AIM — Turn the stretch from the line containing "Identify all the" through the line containing "- Text: Data" into a numbered list, omitting any blank lines.

GIVEN DATA —
*****

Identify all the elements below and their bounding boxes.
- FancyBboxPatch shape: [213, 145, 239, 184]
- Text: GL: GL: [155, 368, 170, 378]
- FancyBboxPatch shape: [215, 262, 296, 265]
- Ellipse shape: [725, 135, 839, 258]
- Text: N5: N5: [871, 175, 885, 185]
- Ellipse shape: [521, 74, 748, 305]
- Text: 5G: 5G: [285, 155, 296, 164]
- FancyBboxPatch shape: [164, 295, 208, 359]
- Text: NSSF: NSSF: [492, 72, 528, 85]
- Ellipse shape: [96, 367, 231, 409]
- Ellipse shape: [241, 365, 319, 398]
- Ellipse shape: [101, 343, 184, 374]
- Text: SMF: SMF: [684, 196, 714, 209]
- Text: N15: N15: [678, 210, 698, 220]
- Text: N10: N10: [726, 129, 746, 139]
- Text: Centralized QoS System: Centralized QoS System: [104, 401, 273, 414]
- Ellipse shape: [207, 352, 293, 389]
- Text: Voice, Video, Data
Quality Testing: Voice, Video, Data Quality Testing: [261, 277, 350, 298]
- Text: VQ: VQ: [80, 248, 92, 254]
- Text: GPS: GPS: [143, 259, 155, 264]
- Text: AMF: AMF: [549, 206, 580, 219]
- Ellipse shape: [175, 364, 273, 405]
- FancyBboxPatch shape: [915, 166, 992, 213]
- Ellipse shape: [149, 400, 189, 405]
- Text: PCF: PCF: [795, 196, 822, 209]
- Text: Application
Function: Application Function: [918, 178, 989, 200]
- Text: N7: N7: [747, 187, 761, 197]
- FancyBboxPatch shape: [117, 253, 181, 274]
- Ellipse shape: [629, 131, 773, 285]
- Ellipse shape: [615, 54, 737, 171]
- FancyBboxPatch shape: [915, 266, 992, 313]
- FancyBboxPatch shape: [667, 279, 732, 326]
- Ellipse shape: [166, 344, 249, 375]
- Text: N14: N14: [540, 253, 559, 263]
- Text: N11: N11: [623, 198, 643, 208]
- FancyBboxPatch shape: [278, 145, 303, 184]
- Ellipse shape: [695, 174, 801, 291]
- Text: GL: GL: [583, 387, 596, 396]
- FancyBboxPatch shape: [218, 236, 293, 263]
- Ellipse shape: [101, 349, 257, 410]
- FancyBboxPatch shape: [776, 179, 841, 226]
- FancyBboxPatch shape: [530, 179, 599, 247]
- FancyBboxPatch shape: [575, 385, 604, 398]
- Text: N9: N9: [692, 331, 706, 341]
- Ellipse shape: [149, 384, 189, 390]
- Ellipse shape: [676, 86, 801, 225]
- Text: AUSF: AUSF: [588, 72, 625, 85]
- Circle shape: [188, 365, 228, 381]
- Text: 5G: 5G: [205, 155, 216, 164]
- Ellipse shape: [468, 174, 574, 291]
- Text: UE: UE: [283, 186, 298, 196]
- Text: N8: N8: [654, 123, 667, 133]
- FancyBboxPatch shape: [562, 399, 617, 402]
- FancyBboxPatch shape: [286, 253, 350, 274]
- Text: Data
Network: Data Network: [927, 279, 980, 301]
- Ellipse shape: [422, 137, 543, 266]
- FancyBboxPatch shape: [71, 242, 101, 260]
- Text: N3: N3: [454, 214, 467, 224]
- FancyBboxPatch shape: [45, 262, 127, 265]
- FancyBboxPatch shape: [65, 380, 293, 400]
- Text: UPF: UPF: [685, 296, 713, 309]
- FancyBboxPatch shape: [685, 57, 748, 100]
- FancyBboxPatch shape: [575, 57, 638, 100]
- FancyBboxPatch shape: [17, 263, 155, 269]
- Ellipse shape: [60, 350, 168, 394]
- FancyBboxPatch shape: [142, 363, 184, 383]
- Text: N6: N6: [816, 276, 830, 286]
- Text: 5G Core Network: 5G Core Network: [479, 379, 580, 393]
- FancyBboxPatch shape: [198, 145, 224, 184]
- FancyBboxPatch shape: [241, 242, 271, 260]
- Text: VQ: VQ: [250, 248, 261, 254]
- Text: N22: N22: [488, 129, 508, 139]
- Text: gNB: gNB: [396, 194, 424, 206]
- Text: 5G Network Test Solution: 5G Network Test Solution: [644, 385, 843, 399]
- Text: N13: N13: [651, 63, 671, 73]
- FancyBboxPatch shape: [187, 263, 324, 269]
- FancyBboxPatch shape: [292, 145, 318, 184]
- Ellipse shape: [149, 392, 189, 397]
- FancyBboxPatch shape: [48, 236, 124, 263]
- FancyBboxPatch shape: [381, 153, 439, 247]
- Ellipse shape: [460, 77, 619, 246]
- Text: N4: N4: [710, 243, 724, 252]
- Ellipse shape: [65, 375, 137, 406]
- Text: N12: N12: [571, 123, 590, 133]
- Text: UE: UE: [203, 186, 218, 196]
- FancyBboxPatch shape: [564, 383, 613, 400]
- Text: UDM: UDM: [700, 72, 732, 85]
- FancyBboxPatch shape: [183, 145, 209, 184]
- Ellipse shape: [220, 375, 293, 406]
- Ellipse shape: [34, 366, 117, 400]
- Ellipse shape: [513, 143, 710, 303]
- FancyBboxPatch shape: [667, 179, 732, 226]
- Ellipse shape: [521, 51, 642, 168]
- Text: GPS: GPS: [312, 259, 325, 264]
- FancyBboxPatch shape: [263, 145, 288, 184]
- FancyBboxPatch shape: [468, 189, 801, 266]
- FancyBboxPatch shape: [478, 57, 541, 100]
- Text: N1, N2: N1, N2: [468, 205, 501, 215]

*****

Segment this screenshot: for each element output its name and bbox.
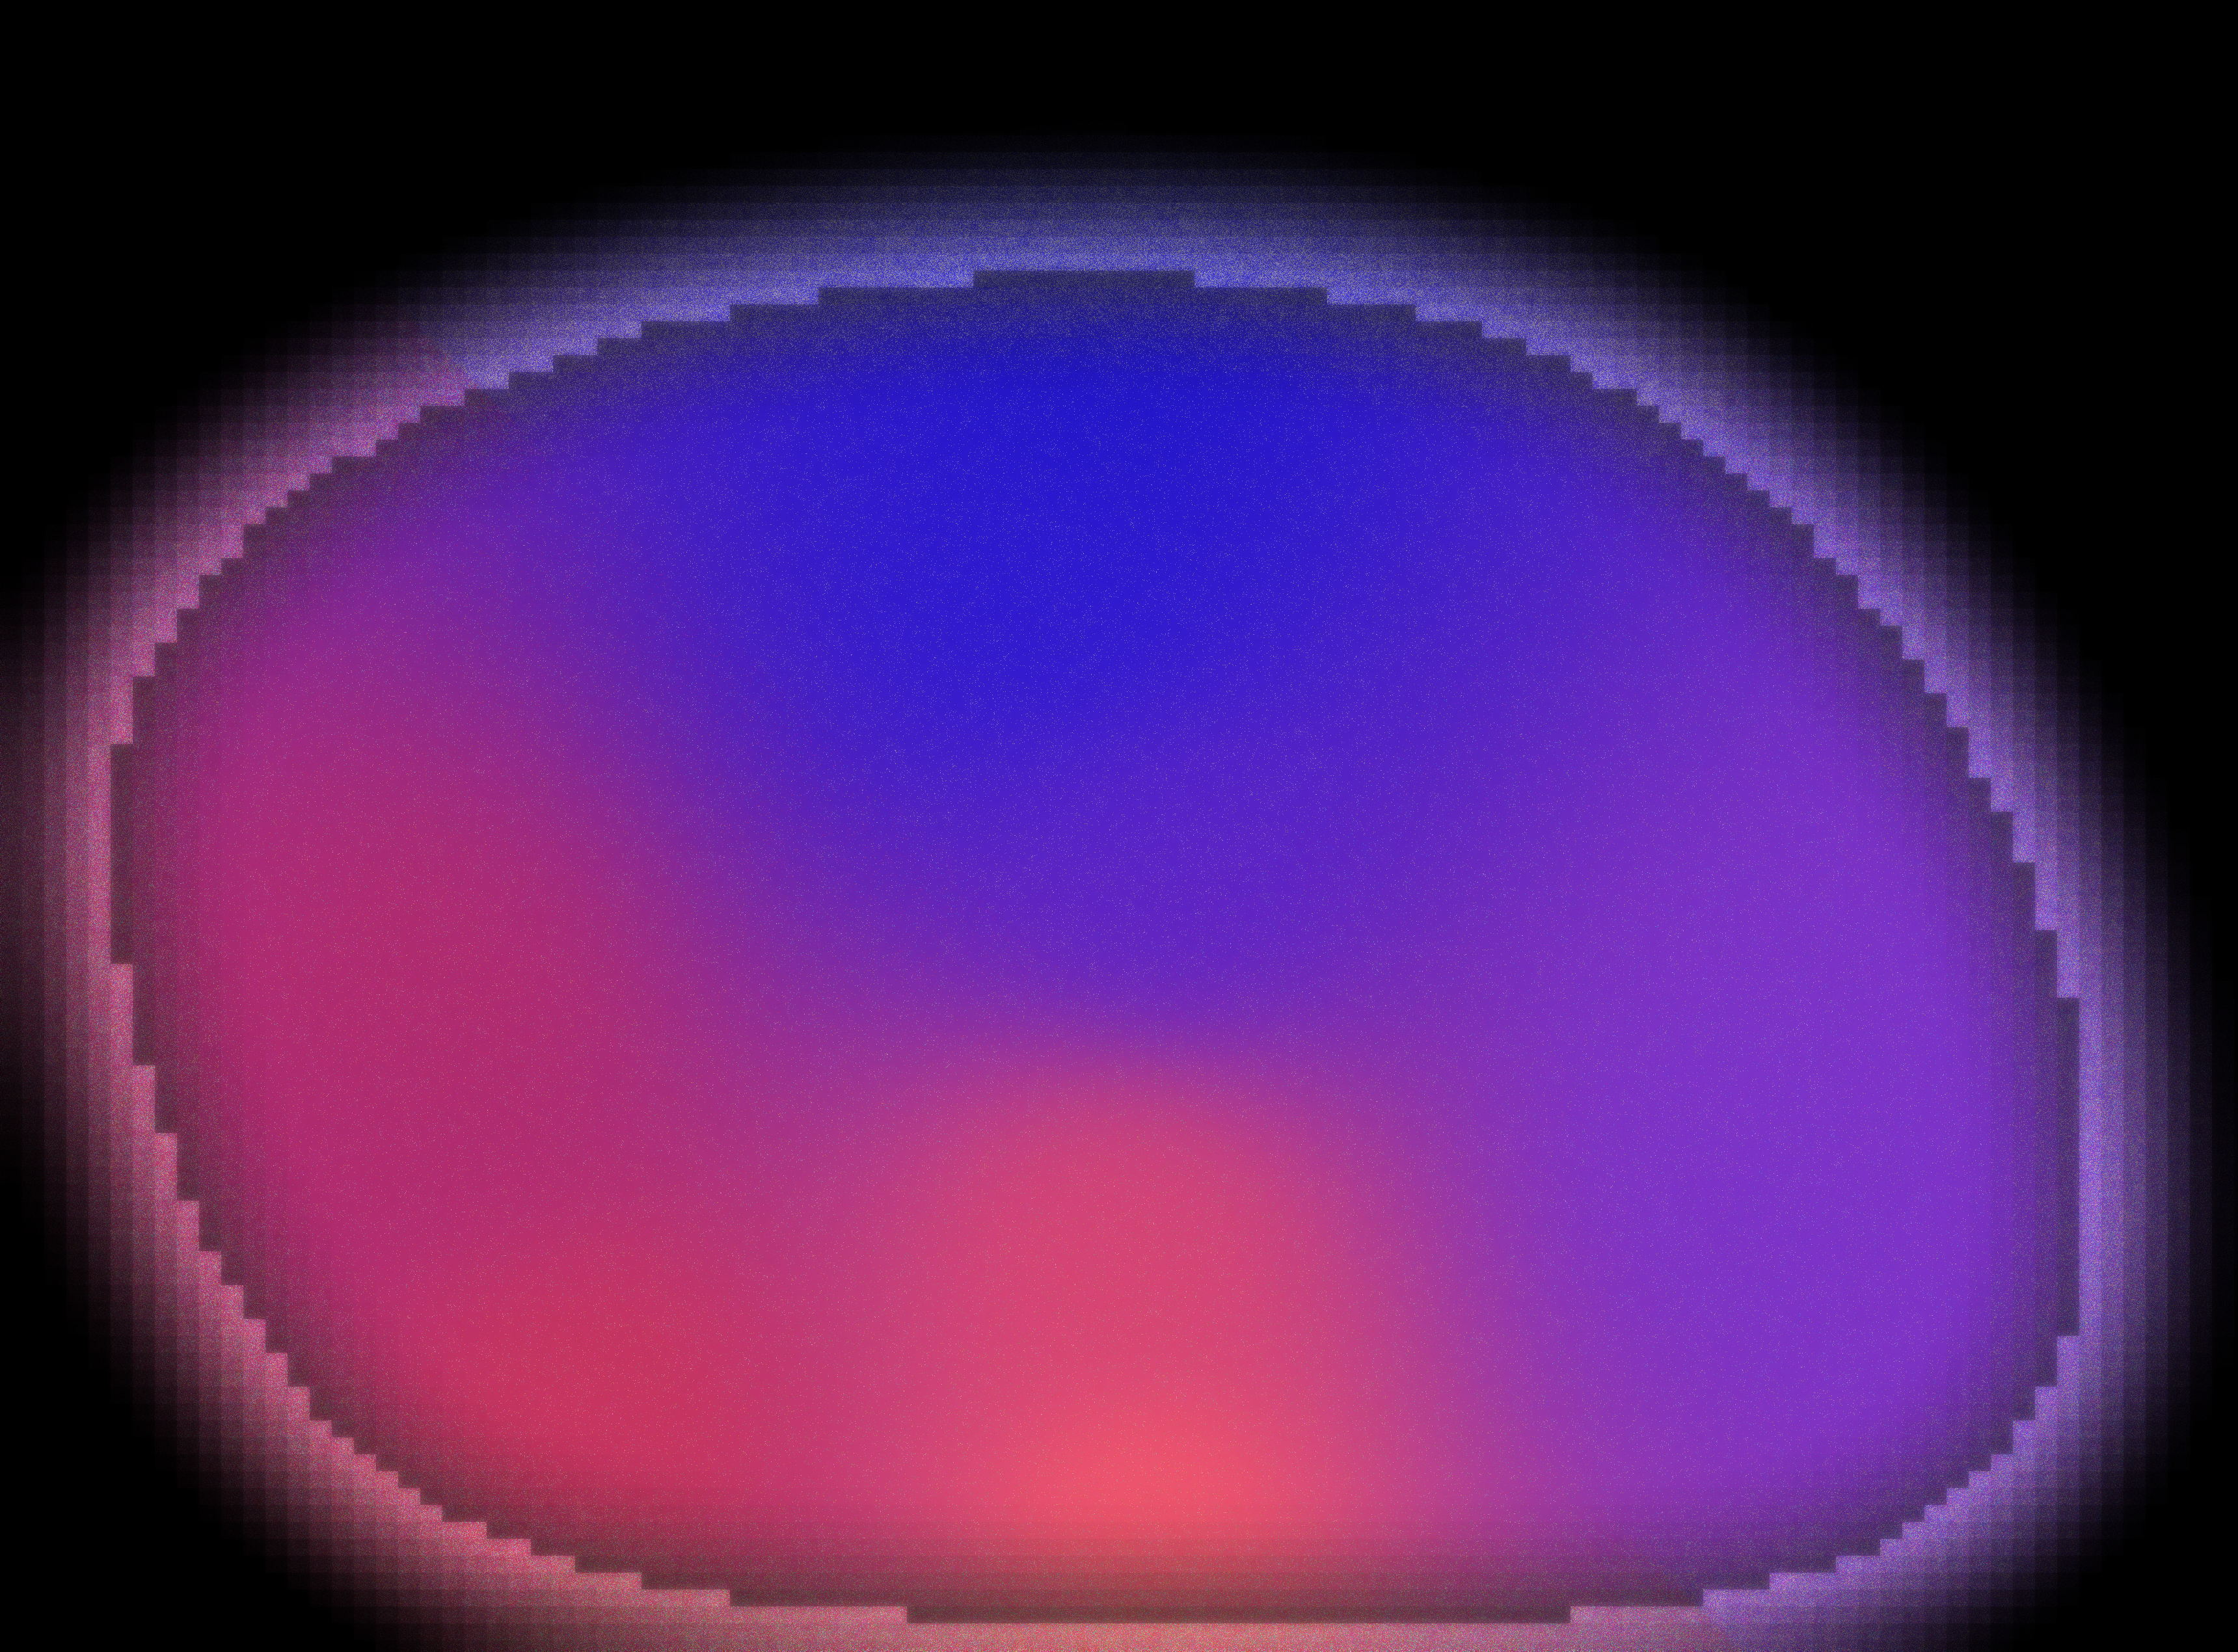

*****

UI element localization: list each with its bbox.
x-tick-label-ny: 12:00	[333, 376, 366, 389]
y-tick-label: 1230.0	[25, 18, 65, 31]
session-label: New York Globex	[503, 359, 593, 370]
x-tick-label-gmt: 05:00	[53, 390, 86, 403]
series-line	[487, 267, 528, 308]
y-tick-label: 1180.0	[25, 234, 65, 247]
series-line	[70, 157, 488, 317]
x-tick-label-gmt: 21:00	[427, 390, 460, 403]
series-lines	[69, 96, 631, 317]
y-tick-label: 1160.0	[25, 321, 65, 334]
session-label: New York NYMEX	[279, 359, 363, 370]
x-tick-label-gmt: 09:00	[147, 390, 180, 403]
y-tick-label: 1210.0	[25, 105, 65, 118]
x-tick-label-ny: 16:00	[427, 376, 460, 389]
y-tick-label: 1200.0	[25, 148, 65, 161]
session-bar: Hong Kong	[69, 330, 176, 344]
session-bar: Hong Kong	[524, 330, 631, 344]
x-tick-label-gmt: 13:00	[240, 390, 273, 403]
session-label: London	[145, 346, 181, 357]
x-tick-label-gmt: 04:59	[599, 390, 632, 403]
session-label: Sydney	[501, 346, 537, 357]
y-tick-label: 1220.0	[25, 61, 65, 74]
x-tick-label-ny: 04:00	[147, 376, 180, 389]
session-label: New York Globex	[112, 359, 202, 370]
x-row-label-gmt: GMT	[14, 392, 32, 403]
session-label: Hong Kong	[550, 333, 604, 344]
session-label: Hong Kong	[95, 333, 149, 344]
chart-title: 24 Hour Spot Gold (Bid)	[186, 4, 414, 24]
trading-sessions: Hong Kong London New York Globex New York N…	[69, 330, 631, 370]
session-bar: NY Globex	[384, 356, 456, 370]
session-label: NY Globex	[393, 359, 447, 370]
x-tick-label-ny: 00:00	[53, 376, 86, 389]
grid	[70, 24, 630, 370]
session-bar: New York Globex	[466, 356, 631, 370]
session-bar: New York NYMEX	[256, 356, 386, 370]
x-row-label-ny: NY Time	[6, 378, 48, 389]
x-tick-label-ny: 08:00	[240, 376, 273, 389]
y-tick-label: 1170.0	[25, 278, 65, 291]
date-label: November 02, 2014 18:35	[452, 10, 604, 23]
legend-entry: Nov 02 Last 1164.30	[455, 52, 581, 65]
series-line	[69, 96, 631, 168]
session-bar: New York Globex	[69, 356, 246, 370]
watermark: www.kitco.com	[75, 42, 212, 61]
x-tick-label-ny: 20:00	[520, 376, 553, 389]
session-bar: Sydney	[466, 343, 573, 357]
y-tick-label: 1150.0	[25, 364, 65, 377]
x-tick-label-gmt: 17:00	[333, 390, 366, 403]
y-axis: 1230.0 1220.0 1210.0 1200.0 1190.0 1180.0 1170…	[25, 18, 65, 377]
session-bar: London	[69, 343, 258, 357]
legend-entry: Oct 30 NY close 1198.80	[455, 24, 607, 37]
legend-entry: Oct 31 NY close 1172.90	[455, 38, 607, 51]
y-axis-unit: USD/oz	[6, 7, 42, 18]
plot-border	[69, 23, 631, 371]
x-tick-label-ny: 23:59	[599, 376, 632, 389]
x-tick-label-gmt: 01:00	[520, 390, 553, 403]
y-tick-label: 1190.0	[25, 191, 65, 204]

*****

FINAL ANSWER —
1. Identify all the elements below and their bounding boxes.
2. - FancyBboxPatch shape: [213, 145, 239, 184]
3. - Text: GL: GL: [155, 368, 170, 378]
4. - FancyBboxPatch shape: [215, 262, 296, 265]
5. - Ellipse shape: [725, 135, 839, 258]
6. - Text: N5: N5: [871, 175, 885, 185]
7. - Ellipse shape: [521, 74, 748, 305]
8. - Text: 5G: 5G: [285, 155, 296, 164]
9. - FancyBboxPatch shape: [164, 295, 208, 359]
10. - Text: NSSF: NSSF: [492, 72, 528, 85]
11. - Ellipse shape: [96, 367, 231, 409]
12. - Ellipse shape: [241, 365, 319, 398]
13. - Ellipse shape: [101, 343, 184, 374]
14. - Text: SMF: SMF: [684, 196, 714, 209]
15. - Text: N15: N15: [678, 210, 698, 220]
16. - Text: N10: N10: [726, 129, 746, 139]
17. - Text: Centralized QoS System: Centralized QoS System: [104, 401, 273, 414]
18. - Ellipse shape: [207, 352, 293, 389]
19. - Text: Voice, Video, Data
20. Quality Testing: Voice, Video, Data Quality Testing: [261, 277, 350, 298]
21. - Text: VQ: VQ: [80, 248, 92, 254]
22. - Text: GPS: GPS: [143, 259, 155, 264]
23. - Text: AMF: AMF: [549, 206, 580, 219]
24. - Ellipse shape: [175, 364, 273, 405]
25. - FancyBboxPatch shape: [915, 166, 992, 213]
26. - Ellipse shape: [149, 400, 189, 405]
27. - Text: PCF: PCF: [795, 196, 822, 209]
28. - Text: Application
29. Function: Application Function: [918, 178, 989, 200]
30. - Text: N7: N7: [747, 187, 761, 197]
31. - FancyBboxPatch shape: [117, 253, 181, 274]
32. - Ellipse shape: [629, 131, 773, 285]
33. - Ellipse shape: [615, 54, 737, 171]
34. - FancyBboxPatch shape: [915, 266, 992, 313]
35. - FancyBboxPatch shape: [667, 279, 732, 326]
36. - Ellipse shape: [166, 344, 249, 375]
37. - Text: N14: N14: [540, 253, 559, 263]
38. - Text: N11: N11: [623, 198, 643, 208]
39. - FancyBboxPatch shape: [278, 145, 303, 184]
40. - Ellipse shape: [695, 174, 801, 291]
41. - Text: GL: GL: [583, 387, 596, 396]
42. - FancyBboxPatch shape: [218, 236, 293, 263]
43. - Ellipse shape: [101, 349, 257, 410]
44. - FancyBboxPatch shape: [776, 179, 841, 226]
45. - FancyBboxPatch shape: [530, 179, 599, 247]
46. - FancyBboxPatch shape: [575, 385, 604, 398]
47. - Text: N9: N9: [692, 331, 706, 341]
48. - Ellipse shape: [149, 384, 189, 390]
49. - Ellipse shape: [676, 86, 801, 225]
50. - Text: AUSF: AUSF: [588, 72, 625, 85]
51. - Circle shape: [188, 365, 228, 381]
52. - Text: 5G: 5G: [205, 155, 216, 164]
53. - Ellipse shape: [468, 174, 574, 291]
54. - Text: UE: UE: [283, 186, 298, 196]
55. - Text: N8: N8: [654, 123, 667, 133]
56. - FancyBboxPatch shape: [562, 399, 617, 402]
57. - FancyBboxPatch shape: [286, 253, 350, 274]
58. - Text: Data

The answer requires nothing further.